WHAT THIS TASK INVOLVES:
Which lines have the string "Wave"? Copy all of them from the entries below.

LISTING:

* START *

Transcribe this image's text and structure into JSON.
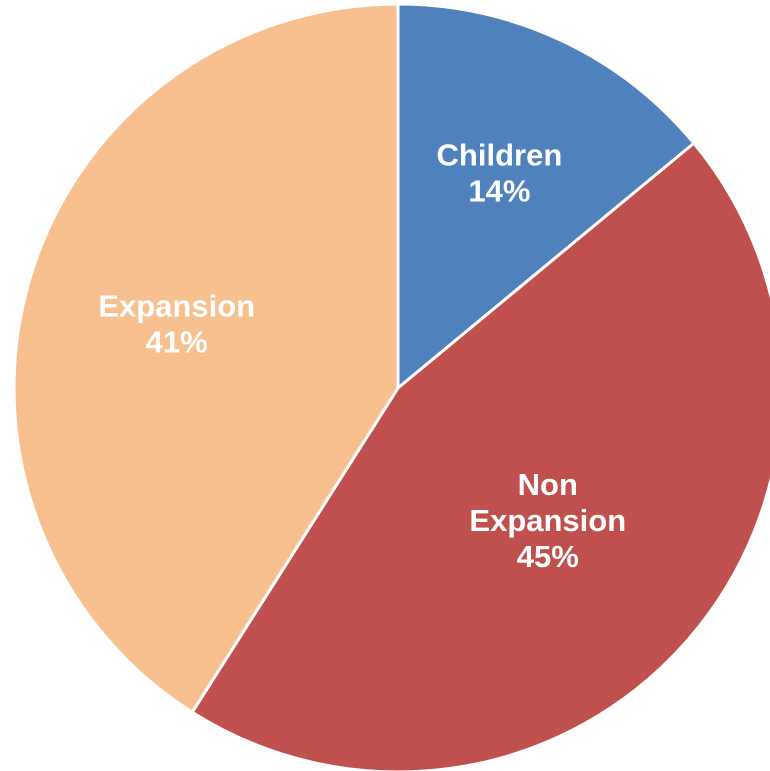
{
  "chart_data": {
    "type": "pie",
    "title": "",
    "slices": [
      {
        "label_lines": [
          "Children"
        ],
        "percent_label": "14%",
        "value": 14,
        "color": "#4f81bd"
      },
      {
        "label_lines": [
          "Non",
          "Expansion"
        ],
        "percent_label": "45%",
        "value": 45,
        "color": "#c0504d"
      },
      {
        "label_lines": [
          "Expansion"
        ],
        "percent_label": "41%",
        "value": 41,
        "color": "#f9c08f"
      }
    ],
    "start_angle_deg": 0,
    "direction": "clockwise",
    "legend": "none",
    "slice_border_color": "#ffffff"
  }
}
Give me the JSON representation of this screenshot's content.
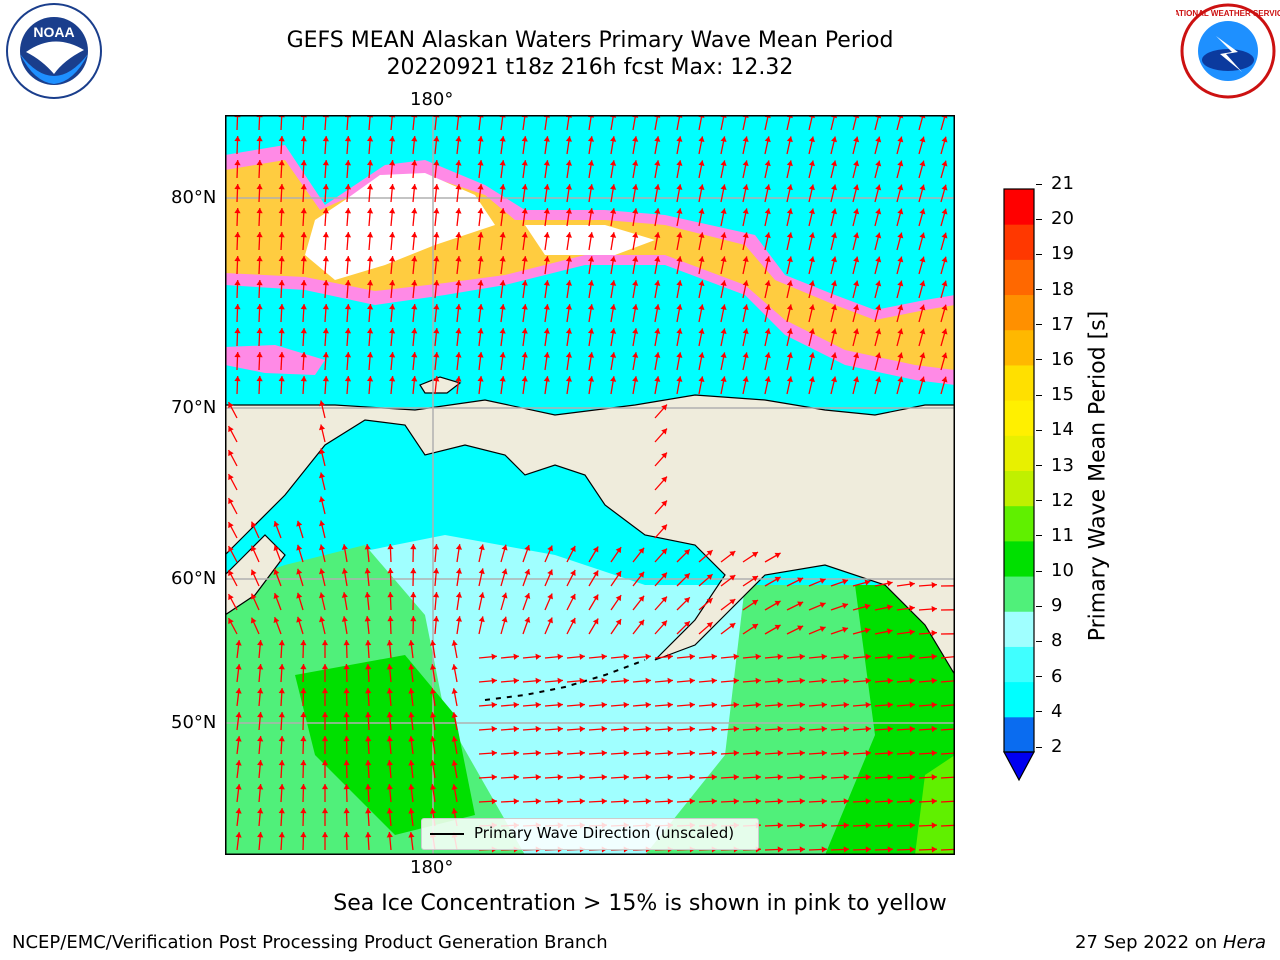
{
  "header": {
    "title_line1": "GEFS MEAN Alaskan Waters Primary Wave Mean Period",
    "title_line2": "20220921 t18z 216h fcst   Max: 12.32"
  },
  "logos": {
    "left": "NOAA",
    "right": "NATIONAL WEATHER SERVICE"
  },
  "map": {
    "lon_label_top": "180°",
    "lon_label_bottom": "180°",
    "lat_labels": [
      "80°N",
      "70°N",
      "60°N",
      "50°N"
    ],
    "legend_label": "Primary Wave Direction (unscaled)",
    "land_color": "#efecdc",
    "arrow_color": "#ff0000"
  },
  "colorbar": {
    "label": "Primary Wave Mean Period [s]",
    "ticks": [
      "2",
      "4",
      "6",
      "8",
      "9",
      "10",
      "11",
      "12",
      "13",
      "14",
      "15",
      "16",
      "17",
      "18",
      "19",
      "20",
      "21"
    ],
    "colors": [
      "#0a6cf0",
      "#00ffff",
      "#40ffff",
      "#a0ffff",
      "#50f07a",
      "#00e000",
      "#60f000",
      "#c0f000",
      "#e8f000",
      "#fff000",
      "#ffe000",
      "#ffb800",
      "#ff9000",
      "#ff6800",
      "#ff3800",
      "#ff0000"
    ],
    "extend_color": "#0000f0"
  },
  "caption": "Sea Ice Concentration > 15% is shown in pink to yellow",
  "footer": {
    "left": "NCEP/EMC/Verification Post Processing Product Generation Branch",
    "right_prefix": "27 Sep 2022 on ",
    "right_host": "Hera"
  }
}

* END *

EXPECTED ANSWER:
    "title_line1": "GEFS MEAN Alaskan Waters Primary Wave Mean Period",
    "legend_label": "Primary Wave Direction (unscaled)",
    "label": "Primary Wave Mean Period [s]",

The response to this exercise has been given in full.